**The problem**
Pictures within the data are to be left out; everything else must be reproduced exactly.

Collected data:

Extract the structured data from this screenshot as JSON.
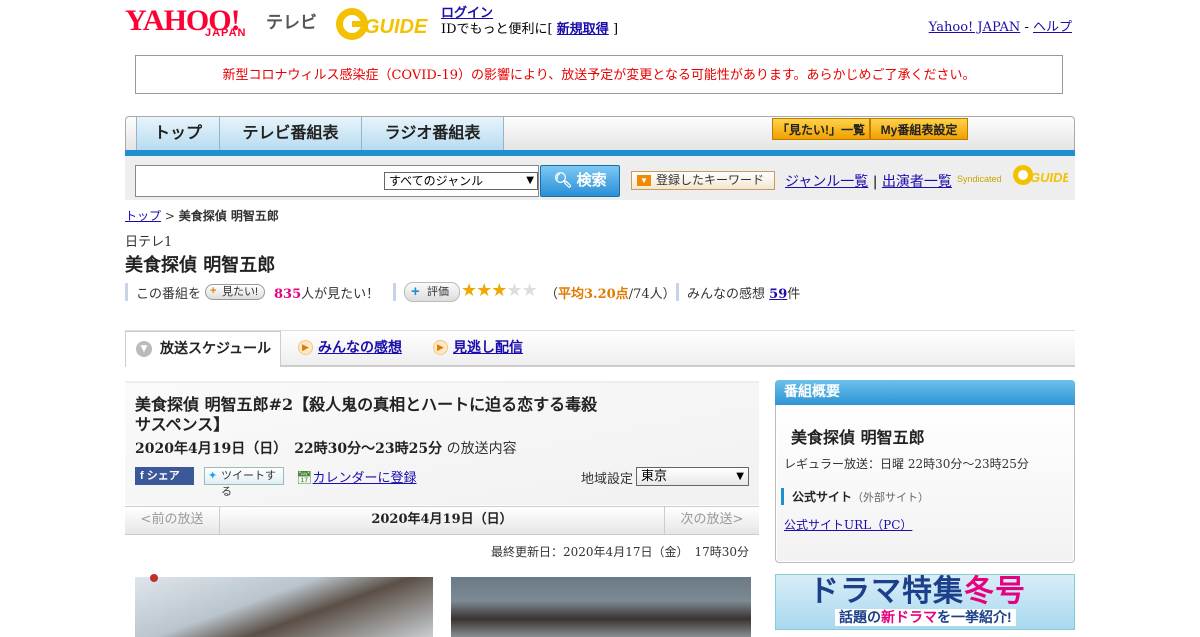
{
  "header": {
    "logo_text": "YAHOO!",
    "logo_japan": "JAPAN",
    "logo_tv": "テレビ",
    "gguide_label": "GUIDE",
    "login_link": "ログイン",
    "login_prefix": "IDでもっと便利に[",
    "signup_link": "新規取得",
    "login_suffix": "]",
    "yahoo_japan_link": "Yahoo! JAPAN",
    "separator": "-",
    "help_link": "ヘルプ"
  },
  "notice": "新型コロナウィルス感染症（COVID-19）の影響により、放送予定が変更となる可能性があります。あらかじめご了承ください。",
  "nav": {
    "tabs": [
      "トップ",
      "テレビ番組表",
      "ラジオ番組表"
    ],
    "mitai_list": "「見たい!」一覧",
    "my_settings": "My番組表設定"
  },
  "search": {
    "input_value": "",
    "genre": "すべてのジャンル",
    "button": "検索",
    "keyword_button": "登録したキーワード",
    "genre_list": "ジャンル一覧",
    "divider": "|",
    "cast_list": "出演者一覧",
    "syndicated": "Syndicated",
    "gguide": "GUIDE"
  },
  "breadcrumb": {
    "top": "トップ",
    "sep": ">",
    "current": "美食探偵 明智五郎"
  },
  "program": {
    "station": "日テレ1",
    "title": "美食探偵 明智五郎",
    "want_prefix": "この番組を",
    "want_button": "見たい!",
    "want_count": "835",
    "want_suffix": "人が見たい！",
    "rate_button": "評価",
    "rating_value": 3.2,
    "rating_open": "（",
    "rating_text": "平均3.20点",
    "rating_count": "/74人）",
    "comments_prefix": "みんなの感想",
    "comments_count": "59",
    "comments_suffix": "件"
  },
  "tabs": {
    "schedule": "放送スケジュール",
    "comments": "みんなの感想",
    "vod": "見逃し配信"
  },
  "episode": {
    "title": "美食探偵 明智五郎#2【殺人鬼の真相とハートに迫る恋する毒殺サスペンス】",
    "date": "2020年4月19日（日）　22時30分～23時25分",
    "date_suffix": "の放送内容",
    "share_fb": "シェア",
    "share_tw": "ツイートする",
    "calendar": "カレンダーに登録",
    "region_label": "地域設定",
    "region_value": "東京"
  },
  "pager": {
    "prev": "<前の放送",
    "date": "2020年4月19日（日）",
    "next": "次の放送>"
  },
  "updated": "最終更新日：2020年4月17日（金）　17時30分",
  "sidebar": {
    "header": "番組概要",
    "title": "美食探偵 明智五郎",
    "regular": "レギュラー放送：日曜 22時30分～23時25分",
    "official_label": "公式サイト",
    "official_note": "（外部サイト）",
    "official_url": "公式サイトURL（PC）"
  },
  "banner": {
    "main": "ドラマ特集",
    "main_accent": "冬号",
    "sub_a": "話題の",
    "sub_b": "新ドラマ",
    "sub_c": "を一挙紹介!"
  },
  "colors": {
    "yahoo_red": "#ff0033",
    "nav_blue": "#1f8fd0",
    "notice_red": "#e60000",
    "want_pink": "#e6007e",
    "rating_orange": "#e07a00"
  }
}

**Response below**
Extract the structured data from this screenshot as JSON.
{
  "header": {
    "logo_text": "YAHOO!",
    "logo_japan": "JAPAN",
    "logo_tv": "テレビ",
    "gguide_label": "GUIDE",
    "login_link": "ログイン",
    "login_prefix": "IDでもっと便利に[",
    "signup_link": "新規取得",
    "login_suffix": "]",
    "yahoo_japan_link": "Yahoo! JAPAN",
    "separator": "-",
    "help_link": "ヘルプ"
  },
  "notice": "新型コロナウィルス感染症（COVID-19）の影響により、放送予定が変更となる可能性があります。あらかじめご了承ください。",
  "nav": {
    "tabs": [
      "トップ",
      "テレビ番組表",
      "ラジオ番組表"
    ],
    "mitai_list": "「見たい!」一覧",
    "my_settings": "My番組表設定"
  },
  "search": {
    "input_value": "",
    "genre": "すべてのジャンル",
    "button": "検索",
    "keyword_button": "登録したキーワード",
    "genre_list": "ジャンル一覧",
    "divider": "|",
    "cast_list": "出演者一覧",
    "syndicated": "Syndicated",
    "gguide": "GUIDE"
  },
  "breadcrumb": {
    "top": "トップ",
    "sep": ">",
    "current": "美食探偵 明智五郎"
  },
  "program": {
    "station": "日テレ1",
    "title": "美食探偵 明智五郎",
    "want_prefix": "この番組を",
    "want_button": "見たい!",
    "want_count": "835",
    "want_suffix": "人が見たい！",
    "rate_button": "評価",
    "rating_value": 3.2,
    "rating_open": "（",
    "rating_text": "平均3.20点",
    "rating_count": "/74人）",
    "comments_prefix": "みんなの感想",
    "comments_count": "59",
    "comments_suffix": "件"
  },
  "tabs": {
    "schedule": "放送スケジュール",
    "comments": "みんなの感想",
    "vod": "見逃し配信"
  },
  "episode": {
    "title": "美食探偵 明智五郎#2【殺人鬼の真相とハートに迫る恋する毒殺サスペンス】",
    "date": "2020年4月19日（日）　22時30分～23時25分",
    "date_suffix": "の放送内容",
    "share_fb": "シェア",
    "share_tw": "ツイートする",
    "calendar": "カレンダーに登録",
    "region_label": "地域設定",
    "region_value": "東京"
  },
  "pager": {
    "prev": "<前の放送",
    "date": "2020年4月19日（日）",
    "next": "次の放送>"
  },
  "updated": "最終更新日：2020年4月17日（金）　17時30分",
  "sidebar": {
    "header": "番組概要",
    "title": "美食探偵 明智五郎",
    "regular": "レギュラー放送：日曜 22時30分～23時25分",
    "official_label": "公式サイト",
    "official_note": "（外部サイト）",
    "official_url": "公式サイトURL（PC）"
  },
  "banner": {
    "main": "ドラマ特集",
    "main_accent": "冬号",
    "sub_a": "話題の",
    "sub_b": "新ドラマ",
    "sub_c": "を一挙紹介!"
  },
  "colors": {
    "yahoo_red": "#ff0033",
    "nav_blue": "#1f8fd0",
    "notice_red": "#e60000",
    "want_pink": "#e6007e",
    "rating_orange": "#e07a00"
  }
}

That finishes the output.